▸ **Your task**: Output the records exactly. Include every line.

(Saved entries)
########################################

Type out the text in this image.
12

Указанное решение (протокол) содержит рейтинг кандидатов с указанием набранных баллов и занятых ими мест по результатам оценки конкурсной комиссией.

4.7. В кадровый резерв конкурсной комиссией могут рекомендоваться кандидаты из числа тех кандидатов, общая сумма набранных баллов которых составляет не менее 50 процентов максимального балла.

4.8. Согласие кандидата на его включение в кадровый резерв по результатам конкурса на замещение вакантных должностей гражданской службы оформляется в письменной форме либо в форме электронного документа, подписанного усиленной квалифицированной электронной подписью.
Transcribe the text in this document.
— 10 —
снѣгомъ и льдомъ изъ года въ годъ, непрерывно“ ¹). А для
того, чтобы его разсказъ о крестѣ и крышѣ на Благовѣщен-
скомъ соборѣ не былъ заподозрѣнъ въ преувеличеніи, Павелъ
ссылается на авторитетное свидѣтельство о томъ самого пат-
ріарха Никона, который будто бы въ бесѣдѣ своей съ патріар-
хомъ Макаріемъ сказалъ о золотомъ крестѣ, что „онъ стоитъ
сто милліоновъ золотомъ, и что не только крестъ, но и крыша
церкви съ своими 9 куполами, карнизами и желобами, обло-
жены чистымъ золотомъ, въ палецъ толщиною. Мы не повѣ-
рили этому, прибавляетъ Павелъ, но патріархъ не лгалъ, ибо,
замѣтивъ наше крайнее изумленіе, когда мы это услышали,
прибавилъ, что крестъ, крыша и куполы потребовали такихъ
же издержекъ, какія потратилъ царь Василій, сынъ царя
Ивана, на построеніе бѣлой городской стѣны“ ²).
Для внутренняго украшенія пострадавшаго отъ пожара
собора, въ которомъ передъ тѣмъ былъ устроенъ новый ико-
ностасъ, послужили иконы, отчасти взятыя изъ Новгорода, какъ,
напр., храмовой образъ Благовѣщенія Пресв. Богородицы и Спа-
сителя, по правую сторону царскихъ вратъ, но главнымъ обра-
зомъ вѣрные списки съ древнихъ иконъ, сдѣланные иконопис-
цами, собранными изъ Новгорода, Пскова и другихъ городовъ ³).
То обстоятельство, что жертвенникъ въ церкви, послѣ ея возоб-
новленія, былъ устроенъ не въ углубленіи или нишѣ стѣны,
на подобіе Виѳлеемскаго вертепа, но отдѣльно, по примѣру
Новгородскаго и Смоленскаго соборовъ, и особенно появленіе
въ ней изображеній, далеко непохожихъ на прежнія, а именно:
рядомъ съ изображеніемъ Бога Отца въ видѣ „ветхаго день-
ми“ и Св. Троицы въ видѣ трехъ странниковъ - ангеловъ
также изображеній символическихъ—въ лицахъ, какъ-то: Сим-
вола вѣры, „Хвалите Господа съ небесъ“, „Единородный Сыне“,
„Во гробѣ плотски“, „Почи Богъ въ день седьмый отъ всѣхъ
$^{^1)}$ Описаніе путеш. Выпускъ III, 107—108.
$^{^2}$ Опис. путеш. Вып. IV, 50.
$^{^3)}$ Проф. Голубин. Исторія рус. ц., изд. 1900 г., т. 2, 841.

########################################

▸ **Complete output**:
Type out the text in this image.
12

Указанное решение (протокол) содержит рейтинг кандидатов с указанием набранных баллов и занятых ими мест по результатам оценки конкурсной комиссией.

4.7. В кадровый резерв конкурсной комиссией могут рекомендоваться кандидаты из числа тех кандидатов, общая сумма набранных баллов которых составляет не менее 50 процентов максимального балла.

4.8. Согласие кандидата на его включение в кадровый резерв по результатам конкурса на замещение вакантных должностей гражданской службы оформляется в письменной форме либо в форме электронного документа, подписанного усиленной квалифицированной электронной подписью.
Transcribe the text in this document.
— 10 —
снѣгомъ и льдомъ изъ года въ годъ, непрерывно“ ¹). А для
того, чтобы его разсказъ о крестѣ и крышѣ на Благовѣщен-
скомъ соборѣ не былъ заподозрѣнъ въ преувеличеніи, Павелъ
ссылается на авторитетное свидѣтельство о томъ самого пат-
ріарха Никона, который будто бы въ бесѣдѣ своей съ патріар-
хомъ Макаріемъ сказалъ о золотомъ крестѣ, что „онъ стоитъ
сто милліоновъ золотомъ, и что не только крестъ, но и крыша
церкви съ своими 9 куполами, карнизами и желобами, обло-
жены чистымъ золотомъ, въ палецъ толщиною. Мы не повѣ-
рили этому, прибавляетъ Павелъ, но патріархъ не лгалъ, ибо,
замѣтивъ наше крайнее изумленіе, когда мы это услышали,
прибавилъ, что крестъ, крыша и куполы потребовали такихъ
же издержекъ, какія потратилъ царь Василій, сынъ царя
Ивана, на построеніе бѣлой городской стѣны“ ²).
Для внутренняго украшенія пострадавшаго отъ пожара
собора, въ которомъ передъ тѣмъ былъ устроенъ новый ико-
ностасъ, послужили иконы, отчасти взятыя изъ Новгорода, какъ,
напр., храмовой образъ Благовѣщенія Пресв. Богородицы и Спа-
сителя, по правую сторону царскихъ вратъ, но главнымъ обра-
зомъ вѣрные списки съ древнихъ иконъ, сдѣланные иконопис-
цами, собранными изъ Новгорода, Пскова и другихъ городовъ ³).
То обстоятельство, что жертвенникъ въ церкви, послѣ ея возоб-
новленія, былъ устроенъ не въ углубленіи или нишѣ стѣны,
на подобіе Виѳлеемскаго вертепа, но отдѣльно, по примѣру
Новгородскаго и Смоленскаго соборовъ, и особенно появленіе
въ ней изображеній, далеко непохожихъ на прежнія, а именно:
рядомъ съ изображеніемъ Бога Отца въ видѣ „ветхаго день-
ми“ и Св. Троицы въ видѣ трехъ странниковъ - ангеловъ
также изображеній символическихъ—въ лицахъ, какъ-то: Сим-
вола вѣры, „Хвалите Господа съ небесъ“, „Единородный Сыне“,
„Во гробѣ плотски“, „Почи Богъ въ день седьмый отъ всѣхъ
$^{^1)}$ Описаніе путеш. Выпускъ III, 107—108.
$^{^2}$ Опис. путеш. Вып. IV, 50.
$^{^3)}$ Проф. Голубин. Исторія рус. ц., изд. 1900 г., т. 2, 841.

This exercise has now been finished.